Work to do = How many lines in the records below hold the string "eacei"? Please answer with the number and nothing more.

Listed entries =
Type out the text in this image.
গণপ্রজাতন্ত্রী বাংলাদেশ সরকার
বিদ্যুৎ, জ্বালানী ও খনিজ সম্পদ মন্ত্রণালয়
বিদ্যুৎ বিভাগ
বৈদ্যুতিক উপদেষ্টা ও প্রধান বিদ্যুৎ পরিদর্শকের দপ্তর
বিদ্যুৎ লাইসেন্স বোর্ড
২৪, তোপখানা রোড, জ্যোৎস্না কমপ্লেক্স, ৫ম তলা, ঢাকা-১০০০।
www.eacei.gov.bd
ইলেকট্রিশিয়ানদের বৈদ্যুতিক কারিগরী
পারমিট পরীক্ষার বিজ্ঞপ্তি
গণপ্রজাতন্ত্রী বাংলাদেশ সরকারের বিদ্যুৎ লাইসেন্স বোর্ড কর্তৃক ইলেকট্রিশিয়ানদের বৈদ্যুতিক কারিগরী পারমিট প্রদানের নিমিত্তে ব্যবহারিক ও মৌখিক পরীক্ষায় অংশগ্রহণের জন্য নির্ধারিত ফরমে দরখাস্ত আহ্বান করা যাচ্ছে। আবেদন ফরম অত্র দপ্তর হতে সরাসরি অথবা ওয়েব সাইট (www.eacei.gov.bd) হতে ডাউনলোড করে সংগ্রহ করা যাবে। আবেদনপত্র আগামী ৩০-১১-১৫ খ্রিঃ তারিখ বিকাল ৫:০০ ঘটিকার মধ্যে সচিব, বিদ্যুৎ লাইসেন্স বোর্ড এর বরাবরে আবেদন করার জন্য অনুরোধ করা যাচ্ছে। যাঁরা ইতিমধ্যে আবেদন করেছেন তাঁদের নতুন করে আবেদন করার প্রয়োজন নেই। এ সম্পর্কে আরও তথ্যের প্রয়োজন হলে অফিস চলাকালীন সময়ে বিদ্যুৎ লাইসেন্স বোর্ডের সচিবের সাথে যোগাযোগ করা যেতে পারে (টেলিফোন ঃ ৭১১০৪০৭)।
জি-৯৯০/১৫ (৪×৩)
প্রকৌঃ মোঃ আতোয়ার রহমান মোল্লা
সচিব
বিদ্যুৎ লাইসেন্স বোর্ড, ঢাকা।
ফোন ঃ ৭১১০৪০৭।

Solution = 2